(DATA PROVIDED):
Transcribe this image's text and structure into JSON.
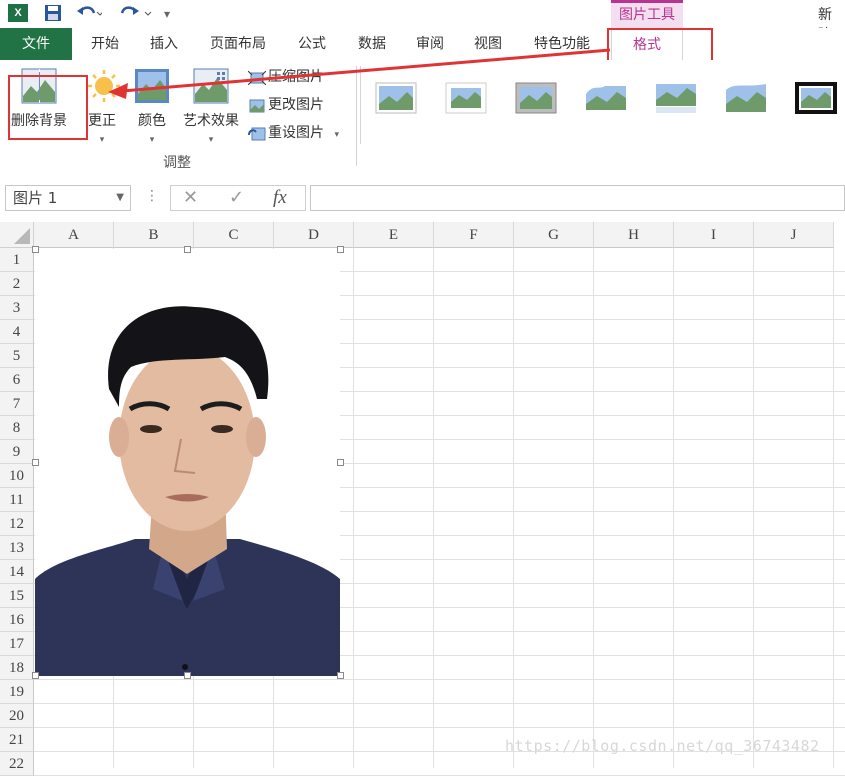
{
  "title_bar": {
    "app_icon": "excel-icon",
    "context_tool_label": "图片工具",
    "doc_title_partial": "新建"
  },
  "tabs": [
    {
      "label": "文件"
    },
    {
      "label": "开始"
    },
    {
      "label": "插入"
    },
    {
      "label": "页面布局"
    },
    {
      "label": "公式"
    },
    {
      "label": "数据"
    },
    {
      "label": "审阅"
    },
    {
      "label": "视图"
    },
    {
      "label": "特色功能"
    },
    {
      "label": "格式",
      "active": true
    }
  ],
  "ribbon": {
    "remove_bg_label": "删除背景",
    "correct_label": "更正",
    "color_label": "颜色",
    "artistic_label": "艺术效果",
    "compress_label": "压缩图片",
    "change_label": "更改图片",
    "reset_label": "重设图片",
    "group_label": "调整",
    "accent": "#b5358f",
    "highlight": "#e03434"
  },
  "formula_bar": {
    "name_box": "图片 1",
    "cancel_symbol": "✕",
    "enter_symbol": "✓",
    "fx_symbol": "fx",
    "value": ""
  },
  "grid": {
    "columns": [
      "A",
      "B",
      "C",
      "D",
      "E",
      "F",
      "G",
      "H",
      "I",
      "J"
    ],
    "rows": [
      "1",
      "2",
      "3",
      "4",
      "5",
      "6",
      "7",
      "8",
      "9",
      "10",
      "11",
      "12",
      "13",
      "14",
      "15",
      "16",
      "17",
      "18",
      "19",
      "20",
      "21",
      "22"
    ]
  },
  "watermark": "https://blog.csdn.net/qq_36743482"
}
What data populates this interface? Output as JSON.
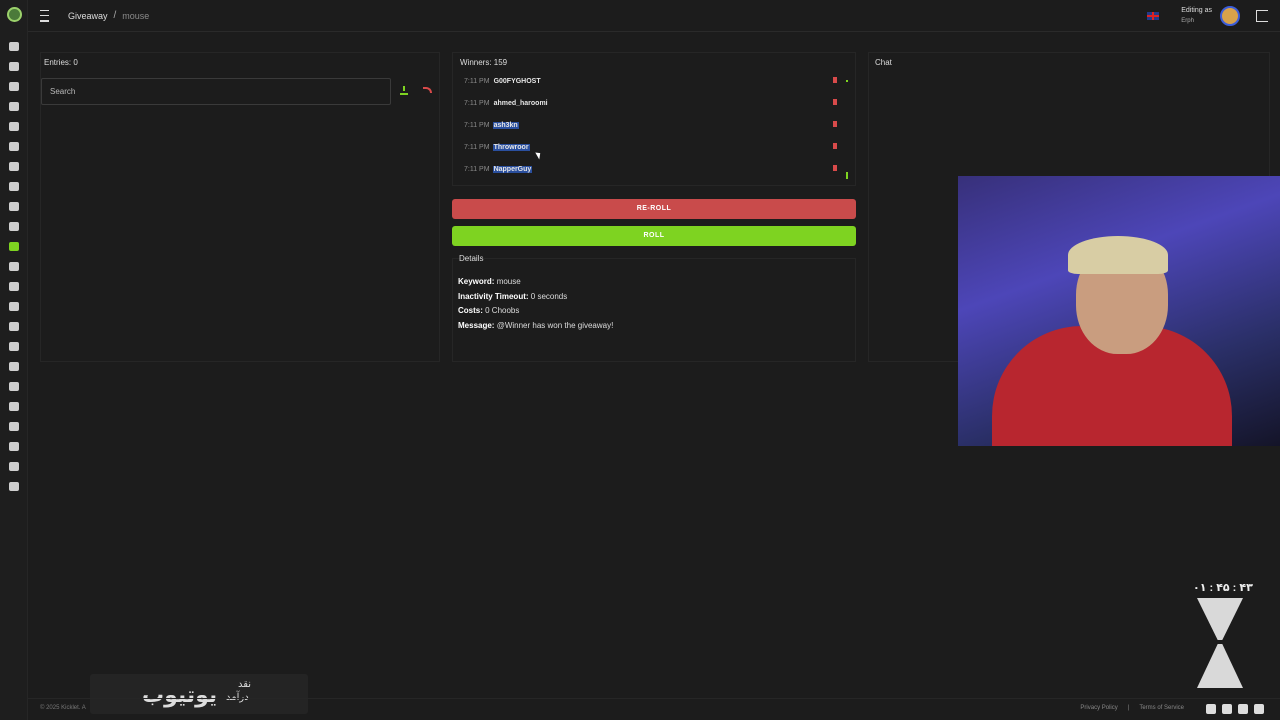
{
  "breadcrumb": {
    "root": "Giveaway",
    "separator": "/",
    "current": "mouse"
  },
  "header": {
    "editing_label": "Editing as",
    "editing_user": "Erph"
  },
  "entries": {
    "title": "Entries: 0",
    "search_placeholder": "Search"
  },
  "winners": {
    "title": "Winners: 159",
    "rows": [
      {
        "time": "7:11 PM",
        "name": "G00FYGHOST"
      },
      {
        "time": "7:11 PM",
        "name": "ahmed_haroomi"
      },
      {
        "time": "7:11 PM",
        "name": "ash3kn"
      },
      {
        "time": "7:11 PM",
        "name": "Throwroor"
      },
      {
        "time": "7:11 PM",
        "name": "NapperGuy"
      }
    ]
  },
  "buttons": {
    "reroll": "RE-ROLL",
    "roll": "ROLL"
  },
  "details": {
    "title": "Details",
    "keyword_label": "Keyword:",
    "keyword": "mouse",
    "inactivity_label": "Inactivity Timeout:",
    "inactivity": "0 seconds",
    "costs_label": "Costs:",
    "costs": "0 Choobs",
    "message_label": "Message:",
    "message": "@Winner has won the giveaway!"
  },
  "chat": {
    "title": "Chat"
  },
  "overlay": {
    "timer": "۰۱ : ۴۵ : ۴۳",
    "big": "یوتیوب",
    "small1": "نقد",
    "small2": "درآمد"
  },
  "footer": {
    "copyright": "© 2025 Kicklet. A",
    "privacy": "Privacy Policy",
    "sep": "|",
    "terms": "Terms of Service"
  },
  "colors": {
    "accent_green": "#7ed321",
    "danger_red": "#c94b4b",
    "highlight_blue": "#2a4f9e"
  }
}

(SHORT EXERCISE): Quote the entries above word for word. Leave the images out.

(WRITTEN ANSWER):
Transcribe this image's text and structure into JSON.
{
  "title_bar": {
    "app_icon": "excel-icon",
    "context_tool_label": "图片工具",
    "doc_title_partial": "新建"
  },
  "tabs": [
    {
      "label": "文件"
    },
    {
      "label": "开始"
    },
    {
      "label": "插入"
    },
    {
      "label": "页面布局"
    },
    {
      "label": "公式"
    },
    {
      "label": "数据"
    },
    {
      "label": "审阅"
    },
    {
      "label": "视图"
    },
    {
      "label": "特色功能"
    },
    {
      "label": "格式",
      "active": true
    }
  ],
  "ribbon": {
    "remove_bg_label": "删除背景",
    "correct_label": "更正",
    "color_label": "颜色",
    "artistic_label": "艺术效果",
    "compress_label": "压缩图片",
    "change_label": "更改图片",
    "reset_label": "重设图片",
    "group_label": "调整",
    "accent": "#b5358f",
    "highlight": "#e03434"
  },
  "formula_bar": {
    "name_box": "图片 1",
    "cancel_symbol": "✕",
    "enter_symbol": "✓",
    "fx_symbol": "fx",
    "value": ""
  },
  "grid": {
    "columns": [
      "A",
      "B",
      "C",
      "D",
      "E",
      "F",
      "G",
      "H",
      "I",
      "J"
    ],
    "rows": [
      "1",
      "2",
      "3",
      "4",
      "5",
      "6",
      "7",
      "8",
      "9",
      "10",
      "11",
      "12",
      "13",
      "14",
      "15",
      "16",
      "17",
      "18",
      "19",
      "20",
      "21",
      "22"
    ]
  },
  "watermark": "https://blog.csdn.net/qq_36743482"
}
What data populates this interface? Output as JSON.
{
  "breadcrumb": {
    "root": "Giveaway",
    "separator": "/",
    "current": "mouse"
  },
  "header": {
    "editing_label": "Editing as",
    "editing_user": "Erph"
  },
  "entries": {
    "title": "Entries: 0",
    "search_placeholder": "Search"
  },
  "winners": {
    "title": "Winners: 159",
    "rows": [
      {
        "time": "7:11 PM",
        "name": "G00FYGHOST"
      },
      {
        "time": "7:11 PM",
        "name": "ahmed_haroomi"
      },
      {
        "time": "7:11 PM",
        "name": "ash3kn"
      },
      {
        "time": "7:11 PM",
        "name": "Throwroor"
      },
      {
        "time": "7:11 PM",
        "name": "NapperGuy"
      }
    ]
  },
  "buttons": {
    "reroll": "RE-ROLL",
    "roll": "ROLL"
  },
  "details": {
    "title": "Details",
    "keyword_label": "Keyword:",
    "keyword": "mouse",
    "inactivity_label": "Inactivity Timeout:",
    "inactivity": "0 seconds",
    "costs_label": "Costs:",
    "costs": "0 Choobs",
    "message_label": "Message:",
    "message": "@Winner has won the giveaway!"
  },
  "chat": {
    "title": "Chat"
  },
  "overlay": {
    "timer": "۰۱ : ۴۵ : ۴۳",
    "big": "یوتیوب",
    "small1": "نقد",
    "small2": "درآمد"
  },
  "footer": {
    "copyright": "© 2025 Kicklet. A",
    "privacy": "Privacy Policy",
    "sep": "|",
    "terms": "Terms of Service"
  },
  "colors": {
    "accent_green": "#7ed321",
    "danger_red": "#c94b4b",
    "highlight_blue": "#2a4f9e"
  }
}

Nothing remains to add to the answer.